◆ **Exercise instructions**: Quote the records below in full, exactly as given, with the images taken out.
— START OF Records shown —
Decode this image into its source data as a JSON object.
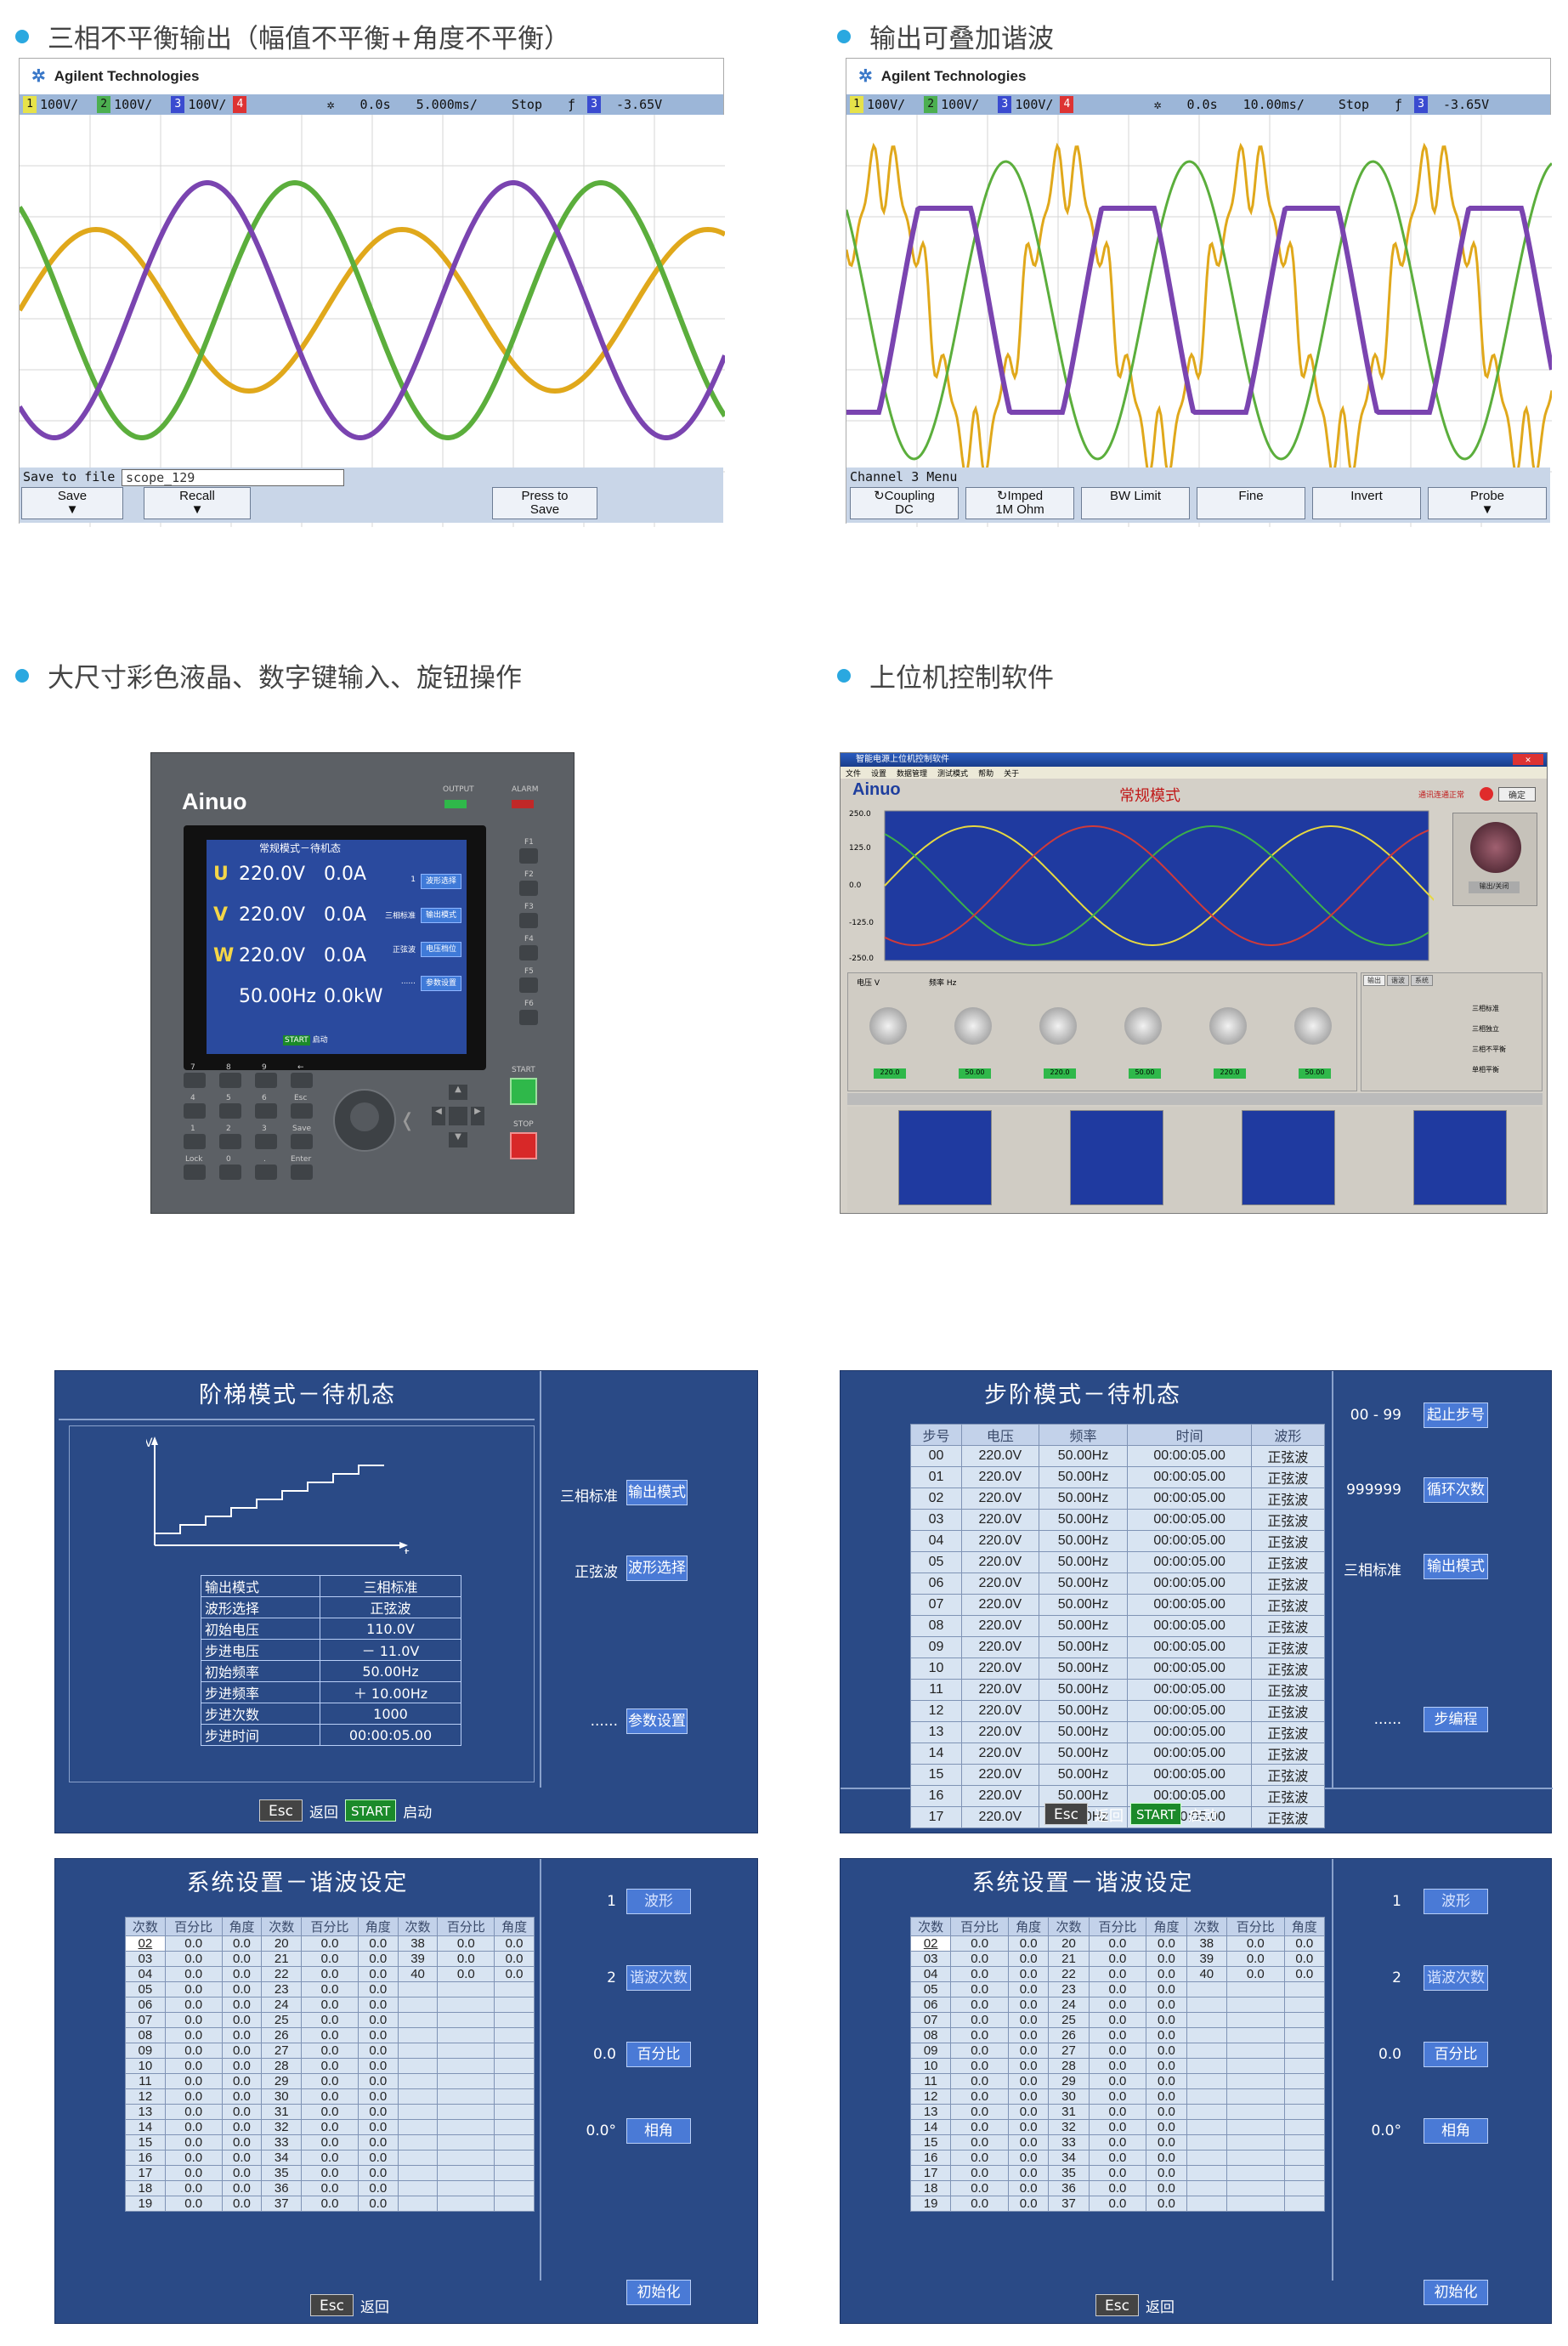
{
  "sections": {
    "s1": "三相不平衡输出（幅值不平衡+角度不平衡）",
    "s2": "输出可叠加谐波",
    "s3": "大尺寸彩色液晶、数字键输入、旋钮操作",
    "s4": "上位机控制软件"
  },
  "scope1": {
    "brand": "Agilent Technologies",
    "ch": [
      "1",
      "2",
      "3",
      "4"
    ],
    "ch_vals": [
      "100V/",
      "100V/",
      "100V/"
    ],
    "time": "0.0s",
    "timebase": "5.000ms/",
    "mode": "Stop",
    "trig_ch": "3",
    "trig_val": "-3.65V",
    "save_label": "Save to file =",
    "save_value": "scope_129",
    "buttons": [
      "Save",
      "Recall",
      "Press to\nSave"
    ]
  },
  "scope2": {
    "brand": "Agilent Technologies",
    "ch": [
      "1",
      "2",
      "3",
      "4"
    ],
    "ch_vals": [
      "100V/",
      "100V/",
      "100V/"
    ],
    "time": "0.0s",
    "timebase": "10.00ms/",
    "mode": "Stop",
    "trig_ch": "3",
    "trig_val": "-3.65V",
    "menu_label": "Channel 3  Menu",
    "buttons": [
      "Coupling\nDC",
      "Imped\n1M Ohm",
      "BW Limit",
      "Fine",
      "Invert",
      "Probe"
    ]
  },
  "device": {
    "logo": "Ainuo",
    "output_label": "OUTPUT",
    "alarm_label": "ALARM",
    "lcd_title": "常规模式－待机态",
    "rows": [
      {
        "ph": "U",
        "v": "220.0V",
        "a": "0.0A"
      },
      {
        "ph": "V",
        "v": "220.0V",
        "a": "0.0A"
      },
      {
        "ph": "W",
        "v": "220.0V",
        "a": "0.0A"
      }
    ],
    "freq": "50.00Hz",
    "power": "0.0kW",
    "start_label": "START",
    "start_sub": "启动",
    "side_btns": [
      "波形选择",
      "输出模式",
      "电压档位",
      "参数设置"
    ],
    "side_labs": [
      "1",
      "三相标准",
      "正弦波",
      "......"
    ],
    "start_key": "START",
    "stop_key": "STOP",
    "fkeys": [
      "F1",
      "F2",
      "F3",
      "F4",
      "F5",
      "F6"
    ],
    "keypad": [
      "7",
      "8",
      "9",
      "←",
      "4",
      "5",
      "6",
      "Esc",
      "1",
      "2",
      "3",
      "Save",
      "Lock",
      "0",
      ".",
      "Enter"
    ]
  },
  "app": {
    "title": "智能电源上位机控制软件",
    "menu": [
      "文件",
      "设置",
      "数据管理",
      "测试模式",
      "帮助",
      "关于"
    ],
    "logo": "Ainuo",
    "mode": "常规模式",
    "status": "通讯连通正常",
    "ok": "确定",
    "yticks": [
      "250.0",
      "125.0",
      "0.0",
      "-125.0",
      "-250.0"
    ],
    "knob_labels": [
      "电压 V",
      "频率 Hz"
    ],
    "knob_vals": [
      "220.0",
      "50.00",
      "220.0",
      "50.00",
      "220.0",
      "50.00"
    ],
    "tabs": [
      "输出",
      "谐波",
      "系统"
    ],
    "output_btn": "输出/关闭",
    "modes": [
      "三相标准",
      "三相独立",
      "三相不平衡",
      "单相平衡"
    ]
  },
  "ladder": {
    "title": "阶梯模式－待机态",
    "axis_v": "V",
    "axis_t": "t",
    "params": [
      [
        "输出模式",
        "三相标准"
      ],
      [
        "波形选择",
        "正弦波"
      ],
      [
        "初始电压",
        "110.0V"
      ],
      [
        "步进电压",
        "－ 11.0V"
      ],
      [
        "初始频率",
        "50.00Hz"
      ],
      [
        "步进频率",
        "＋ 10.00Hz"
      ],
      [
        "步进次数",
        "1000"
      ],
      [
        "步进时间",
        "00:00:05.00"
      ]
    ],
    "side": [
      {
        "lab": "三相标准",
        "btn": "输出模式"
      },
      {
        "lab": "正弦波",
        "btn": "波形选择"
      },
      {
        "lab": "......",
        "btn": "参数设置"
      }
    ],
    "esc": "Esc",
    "esc_label": "返回",
    "start": "START",
    "start_label": "启动"
  },
  "step": {
    "title": "步阶模式－待机态",
    "headers": [
      "步号",
      "电压",
      "频率",
      "时间",
      "波形"
    ],
    "rows": [
      [
        "00",
        "220.0V",
        "50.00Hz",
        "00:00:05.00",
        "正弦波"
      ],
      [
        "01",
        "220.0V",
        "50.00Hz",
        "00:00:05.00",
        "正弦波"
      ],
      [
        "02",
        "220.0V",
        "50.00Hz",
        "00:00:05.00",
        "正弦波"
      ],
      [
        "03",
        "220.0V",
        "50.00Hz",
        "00:00:05.00",
        "正弦波"
      ],
      [
        "04",
        "220.0V",
        "50.00Hz",
        "00:00:05.00",
        "正弦波"
      ],
      [
        "05",
        "220.0V",
        "50.00Hz",
        "00:00:05.00",
        "正弦波"
      ],
      [
        "06",
        "220.0V",
        "50.00Hz",
        "00:00:05.00",
        "正弦波"
      ],
      [
        "07",
        "220.0V",
        "50.00Hz",
        "00:00:05.00",
        "正弦波"
      ],
      [
        "08",
        "220.0V",
        "50.00Hz",
        "00:00:05.00",
        "正弦波"
      ],
      [
        "09",
        "220.0V",
        "50.00Hz",
        "00:00:05.00",
        "正弦波"
      ],
      [
        "10",
        "220.0V",
        "50.00Hz",
        "00:00:05.00",
        "正弦波"
      ],
      [
        "11",
        "220.0V",
        "50.00Hz",
        "00:00:05.00",
        "正弦波"
      ],
      [
        "12",
        "220.0V",
        "50.00Hz",
        "00:00:05.00",
        "正弦波"
      ],
      [
        "13",
        "220.0V",
        "50.00Hz",
        "00:00:05.00",
        "正弦波"
      ],
      [
        "14",
        "220.0V",
        "50.00Hz",
        "00:00:05.00",
        "正弦波"
      ],
      [
        "15",
        "220.0V",
        "50.00Hz",
        "00:00:05.00",
        "正弦波"
      ],
      [
        "16",
        "220.0V",
        "50.00Hz",
        "00:00:05.00",
        "正弦波"
      ],
      [
        "17",
        "220.0V",
        "50.00Hz",
        "00:00:05.00",
        "正弦波"
      ]
    ],
    "side": [
      {
        "lab": "00 - 99",
        "btn": "起止步号"
      },
      {
        "lab": "999999",
        "btn": "循环次数"
      },
      {
        "lab": "三相标准",
        "btn": "输出模式"
      },
      {
        "lab": "......",
        "btn": "步编程"
      }
    ],
    "esc": "Esc",
    "esc_label": "返回",
    "start": "START",
    "start_label": "启动"
  },
  "harm": {
    "title": "系统设置－谐波设定",
    "headers": [
      "次数",
      "百分比",
      "角度",
      "次数",
      "百分比",
      "角度",
      "次数",
      "百分比",
      "角度"
    ],
    "col1": [
      "02",
      "03",
      "04",
      "05",
      "06",
      "07",
      "08",
      "09",
      "10",
      "11",
      "12",
      "13",
      "14",
      "15",
      "16",
      "17",
      "18",
      "19"
    ],
    "col2": [
      "20",
      "21",
      "22",
      "23",
      "24",
      "25",
      "26",
      "27",
      "28",
      "29",
      "30",
      "31",
      "32",
      "33",
      "34",
      "35",
      "36",
      "37"
    ],
    "col3": [
      "38",
      "39",
      "40"
    ],
    "zero": "0.0",
    "side": [
      {
        "lab": "1",
        "btn": "波形"
      },
      {
        "lab": "2",
        "btn": "谐波次数"
      },
      {
        "lab": "0.0",
        "btn": "百分比"
      },
      {
        "lab": "0.0°",
        "btn": "相角"
      },
      {
        "lab": "",
        "btn": "初始化"
      }
    ],
    "esc": "Esc",
    "esc_label": "返回"
  }
}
— END OF Records shown —
◆ **Exercise answer**:
Decode this image into its source data as a JSON object.
{
  "sections": {
    "s1": "三相不平衡输出（幅值不平衡+角度不平衡）",
    "s2": "输出可叠加谐波",
    "s3": "大尺寸彩色液晶、数字键输入、旋钮操作",
    "s4": "上位机控制软件"
  },
  "scope1": {
    "brand": "Agilent Technologies",
    "ch": [
      "1",
      "2",
      "3",
      "4"
    ],
    "ch_vals": [
      "100V/",
      "100V/",
      "100V/"
    ],
    "time": "0.0s",
    "timebase": "5.000ms/",
    "mode": "Stop",
    "trig_ch": "3",
    "trig_val": "-3.65V",
    "save_label": "Save to file =",
    "save_value": "scope_129",
    "buttons": [
      "Save",
      "Recall",
      "Press to\nSave"
    ]
  },
  "scope2": {
    "brand": "Agilent Technologies",
    "ch": [
      "1",
      "2",
      "3",
      "4"
    ],
    "ch_vals": [
      "100V/",
      "100V/",
      "100V/"
    ],
    "time": "0.0s",
    "timebase": "10.00ms/",
    "mode": "Stop",
    "trig_ch": "3",
    "trig_val": "-3.65V",
    "menu_label": "Channel 3  Menu",
    "buttons": [
      "Coupling\nDC",
      "Imped\n1M Ohm",
      "BW Limit",
      "Fine",
      "Invert",
      "Probe"
    ]
  },
  "device": {
    "logo": "Ainuo",
    "output_label": "OUTPUT",
    "alarm_label": "ALARM",
    "lcd_title": "常规模式－待机态",
    "rows": [
      {
        "ph": "U",
        "v": "220.0V",
        "a": "0.0A"
      },
      {
        "ph": "V",
        "v": "220.0V",
        "a": "0.0A"
      },
      {
        "ph": "W",
        "v": "220.0V",
        "a": "0.0A"
      }
    ],
    "freq": "50.00Hz",
    "power": "0.0kW",
    "start_label": "START",
    "start_sub": "启动",
    "side_btns": [
      "波形选择",
      "输出模式",
      "电压档位",
      "参数设置"
    ],
    "side_labs": [
      "1",
      "三相标准",
      "正弦波",
      "......"
    ],
    "start_key": "START",
    "stop_key": "STOP",
    "fkeys": [
      "F1",
      "F2",
      "F3",
      "F4",
      "F5",
      "F6"
    ],
    "keypad": [
      "7",
      "8",
      "9",
      "←",
      "4",
      "5",
      "6",
      "Esc",
      "1",
      "2",
      "3",
      "Save",
      "Lock",
      "0",
      ".",
      "Enter"
    ]
  },
  "app": {
    "title": "智能电源上位机控制软件",
    "menu": [
      "文件",
      "设置",
      "数据管理",
      "测试模式",
      "帮助",
      "关于"
    ],
    "logo": "Ainuo",
    "mode": "常规模式",
    "status": "通讯连通正常",
    "ok": "确定",
    "yticks": [
      "250.0",
      "125.0",
      "0.0",
      "-125.0",
      "-250.0"
    ],
    "knob_labels": [
      "电压 V",
      "频率 Hz"
    ],
    "knob_vals": [
      "220.0",
      "50.00",
      "220.0",
      "50.00",
      "220.0",
      "50.00"
    ],
    "tabs": [
      "输出",
      "谐波",
      "系统"
    ],
    "output_btn": "输出/关闭",
    "modes": [
      "三相标准",
      "三相独立",
      "三相不平衡",
      "单相平衡"
    ]
  },
  "ladder": {
    "title": "阶梯模式－待机态",
    "axis_v": "V",
    "axis_t": "t",
    "params": [
      [
        "输出模式",
        "三相标准"
      ],
      [
        "波形选择",
        "正弦波"
      ],
      [
        "初始电压",
        "110.0V"
      ],
      [
        "步进电压",
        "－ 11.0V"
      ],
      [
        "初始频率",
        "50.00Hz"
      ],
      [
        "步进频率",
        "＋ 10.00Hz"
      ],
      [
        "步进次数",
        "1000"
      ],
      [
        "步进时间",
        "00:00:05.00"
      ]
    ],
    "side": [
      {
        "lab": "三相标准",
        "btn": "输出模式"
      },
      {
        "lab": "正弦波",
        "btn": "波形选择"
      },
      {
        "lab": "......",
        "btn": "参数设置"
      }
    ],
    "esc": "Esc",
    "esc_label": "返回",
    "start": "START",
    "start_label": "启动"
  },
  "step": {
    "title": "步阶模式－待机态",
    "headers": [
      "步号",
      "电压",
      "频率",
      "时间",
      "波形"
    ],
    "rows": [
      [
        "00",
        "220.0V",
        "50.00Hz",
        "00:00:05.00",
        "正弦波"
      ],
      [
        "01",
        "220.0V",
        "50.00Hz",
        "00:00:05.00",
        "正弦波"
      ],
      [
        "02",
        "220.0V",
        "50.00Hz",
        "00:00:05.00",
        "正弦波"
      ],
      [
        "03",
        "220.0V",
        "50.00Hz",
        "00:00:05.00",
        "正弦波"
      ],
      [
        "04",
        "220.0V",
        "50.00Hz",
        "00:00:05.00",
        "正弦波"
      ],
      [
        "05",
        "220.0V",
        "50.00Hz",
        "00:00:05.00",
        "正弦波"
      ],
      [
        "06",
        "220.0V",
        "50.00Hz",
        "00:00:05.00",
        "正弦波"
      ],
      [
        "07",
        "220.0V",
        "50.00Hz",
        "00:00:05.00",
        "正弦波"
      ],
      [
        "08",
        "220.0V",
        "50.00Hz",
        "00:00:05.00",
        "正弦波"
      ],
      [
        "09",
        "220.0V",
        "50.00Hz",
        "00:00:05.00",
        "正弦波"
      ],
      [
        "10",
        "220.0V",
        "50.00Hz",
        "00:00:05.00",
        "正弦波"
      ],
      [
        "11",
        "220.0V",
        "50.00Hz",
        "00:00:05.00",
        "正弦波"
      ],
      [
        "12",
        "220.0V",
        "50.00Hz",
        "00:00:05.00",
        "正弦波"
      ],
      [
        "13",
        "220.0V",
        "50.00Hz",
        "00:00:05.00",
        "正弦波"
      ],
      [
        "14",
        "220.0V",
        "50.00Hz",
        "00:00:05.00",
        "正弦波"
      ],
      [
        "15",
        "220.0V",
        "50.00Hz",
        "00:00:05.00",
        "正弦波"
      ],
      [
        "16",
        "220.0V",
        "50.00Hz",
        "00:00:05.00",
        "正弦波"
      ],
      [
        "17",
        "220.0V",
        "50.00Hz",
        "00:00:05.00",
        "正弦波"
      ]
    ],
    "side": [
      {
        "lab": "00 - 99",
        "btn": "起止步号"
      },
      {
        "lab": "999999",
        "btn": "循环次数"
      },
      {
        "lab": "三相标准",
        "btn": "输出模式"
      },
      {
        "lab": "......",
        "btn": "步编程"
      }
    ],
    "esc": "Esc",
    "esc_label": "返回",
    "start": "START",
    "start_label": "启动"
  },
  "harm": {
    "title": "系统设置－谐波设定",
    "headers": [
      "次数",
      "百分比",
      "角度",
      "次数",
      "百分比",
      "角度",
      "次数",
      "百分比",
      "角度"
    ],
    "col1": [
      "02",
      "03",
      "04",
      "05",
      "06",
      "07",
      "08",
      "09",
      "10",
      "11",
      "12",
      "13",
      "14",
      "15",
      "16",
      "17",
      "18",
      "19"
    ],
    "col2": [
      "20",
      "21",
      "22",
      "23",
      "24",
      "25",
      "26",
      "27",
      "28",
      "29",
      "30",
      "31",
      "32",
      "33",
      "34",
      "35",
      "36",
      "37"
    ],
    "col3": [
      "38",
      "39",
      "40"
    ],
    "zero": "0.0",
    "side": [
      {
        "lab": "1",
        "btn": "波形"
      },
      {
        "lab": "2",
        "btn": "谐波次数"
      },
      {
        "lab": "0.0",
        "btn": "百分比"
      },
      {
        "lab": "0.0°",
        "btn": "相角"
      },
      {
        "lab": "",
        "btn": "初始化"
      }
    ],
    "esc": "Esc",
    "esc_label": "返回"
  }
}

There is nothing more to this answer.